━━━━━ Recorded information

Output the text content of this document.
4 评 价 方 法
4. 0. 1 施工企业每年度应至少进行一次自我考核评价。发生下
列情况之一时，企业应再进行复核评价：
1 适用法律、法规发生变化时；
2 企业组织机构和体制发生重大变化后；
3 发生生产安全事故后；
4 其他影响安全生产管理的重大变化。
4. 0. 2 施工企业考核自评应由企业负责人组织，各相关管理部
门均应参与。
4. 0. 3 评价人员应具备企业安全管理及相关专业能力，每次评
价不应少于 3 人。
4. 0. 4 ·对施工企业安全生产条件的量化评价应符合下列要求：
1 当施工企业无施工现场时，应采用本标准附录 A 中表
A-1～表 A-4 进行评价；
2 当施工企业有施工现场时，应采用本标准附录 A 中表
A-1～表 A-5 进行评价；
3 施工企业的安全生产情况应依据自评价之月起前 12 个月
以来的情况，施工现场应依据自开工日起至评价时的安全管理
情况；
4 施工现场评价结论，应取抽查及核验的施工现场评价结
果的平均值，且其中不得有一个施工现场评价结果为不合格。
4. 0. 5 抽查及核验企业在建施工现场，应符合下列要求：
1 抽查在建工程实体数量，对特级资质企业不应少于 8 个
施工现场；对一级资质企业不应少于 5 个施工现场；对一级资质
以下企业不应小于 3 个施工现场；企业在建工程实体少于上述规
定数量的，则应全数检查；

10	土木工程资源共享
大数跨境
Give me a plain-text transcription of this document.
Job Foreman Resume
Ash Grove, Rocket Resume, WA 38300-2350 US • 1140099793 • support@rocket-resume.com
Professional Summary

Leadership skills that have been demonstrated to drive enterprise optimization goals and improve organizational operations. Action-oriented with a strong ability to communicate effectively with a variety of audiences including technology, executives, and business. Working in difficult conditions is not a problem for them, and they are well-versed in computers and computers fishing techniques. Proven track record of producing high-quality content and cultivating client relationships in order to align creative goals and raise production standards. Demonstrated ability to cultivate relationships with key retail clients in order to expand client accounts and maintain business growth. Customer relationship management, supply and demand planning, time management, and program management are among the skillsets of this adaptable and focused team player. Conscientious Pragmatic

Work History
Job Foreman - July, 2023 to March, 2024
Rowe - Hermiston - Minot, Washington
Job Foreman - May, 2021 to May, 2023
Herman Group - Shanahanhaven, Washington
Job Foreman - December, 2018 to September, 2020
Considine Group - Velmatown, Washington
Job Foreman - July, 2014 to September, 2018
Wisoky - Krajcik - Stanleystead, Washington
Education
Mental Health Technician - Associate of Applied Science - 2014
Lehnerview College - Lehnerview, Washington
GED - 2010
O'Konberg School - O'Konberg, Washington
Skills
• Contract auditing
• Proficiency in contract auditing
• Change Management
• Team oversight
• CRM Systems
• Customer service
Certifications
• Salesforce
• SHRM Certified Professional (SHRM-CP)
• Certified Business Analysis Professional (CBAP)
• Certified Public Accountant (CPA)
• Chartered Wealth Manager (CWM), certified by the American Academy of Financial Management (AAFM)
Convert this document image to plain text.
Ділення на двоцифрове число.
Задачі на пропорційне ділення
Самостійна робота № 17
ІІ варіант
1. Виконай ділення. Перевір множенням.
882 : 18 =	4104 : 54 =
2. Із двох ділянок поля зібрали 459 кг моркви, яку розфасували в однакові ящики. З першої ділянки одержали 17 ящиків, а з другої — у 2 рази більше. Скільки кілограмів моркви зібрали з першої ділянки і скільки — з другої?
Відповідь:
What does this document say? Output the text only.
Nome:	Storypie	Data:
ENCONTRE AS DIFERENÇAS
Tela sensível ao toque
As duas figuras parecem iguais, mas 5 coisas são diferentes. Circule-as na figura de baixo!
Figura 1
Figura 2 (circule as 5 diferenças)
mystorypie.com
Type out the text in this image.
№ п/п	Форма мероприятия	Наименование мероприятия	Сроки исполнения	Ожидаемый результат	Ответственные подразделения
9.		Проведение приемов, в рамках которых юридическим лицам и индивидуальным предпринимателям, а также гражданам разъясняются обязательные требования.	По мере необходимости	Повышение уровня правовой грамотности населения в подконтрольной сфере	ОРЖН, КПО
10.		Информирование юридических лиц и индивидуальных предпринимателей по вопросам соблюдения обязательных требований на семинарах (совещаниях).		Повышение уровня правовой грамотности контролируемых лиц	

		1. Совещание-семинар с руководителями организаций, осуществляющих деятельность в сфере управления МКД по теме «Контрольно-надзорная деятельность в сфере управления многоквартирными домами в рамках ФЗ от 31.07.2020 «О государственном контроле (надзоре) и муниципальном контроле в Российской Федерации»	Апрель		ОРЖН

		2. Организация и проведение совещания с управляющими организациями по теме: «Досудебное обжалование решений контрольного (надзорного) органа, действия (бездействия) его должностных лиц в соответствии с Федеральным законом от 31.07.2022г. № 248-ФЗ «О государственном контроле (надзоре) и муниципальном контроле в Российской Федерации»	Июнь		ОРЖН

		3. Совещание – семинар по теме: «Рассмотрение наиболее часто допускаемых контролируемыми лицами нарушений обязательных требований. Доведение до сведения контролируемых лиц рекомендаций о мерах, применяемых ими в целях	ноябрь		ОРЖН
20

━━━━━━━━━━

§ **Objective**
Search the data for "Совещание". Copy every line that has it.

§ **Correct response**
		1. Совещание-семинар с руководителями организаций, осуществляющих деятельность в сфере управления МКД по теме «Контрольно-надзорная деятельность в сфере управления многоквартирными домами в рамках ФЗ от 31.07.2020 «О государственном контроле (надзоре) и муниципальном контроле в Российской Федерации»	Апрель		ОРЖН
		3. Совещание – семинар по теме: «Рассмотрение наиболее часто допускаемых контролируемыми лицами нарушений обязательных требований. Доведение до сведения контролируемых лиц рекомендаций о мерах, применяемых ими в целях	ноябрь		ОРЖН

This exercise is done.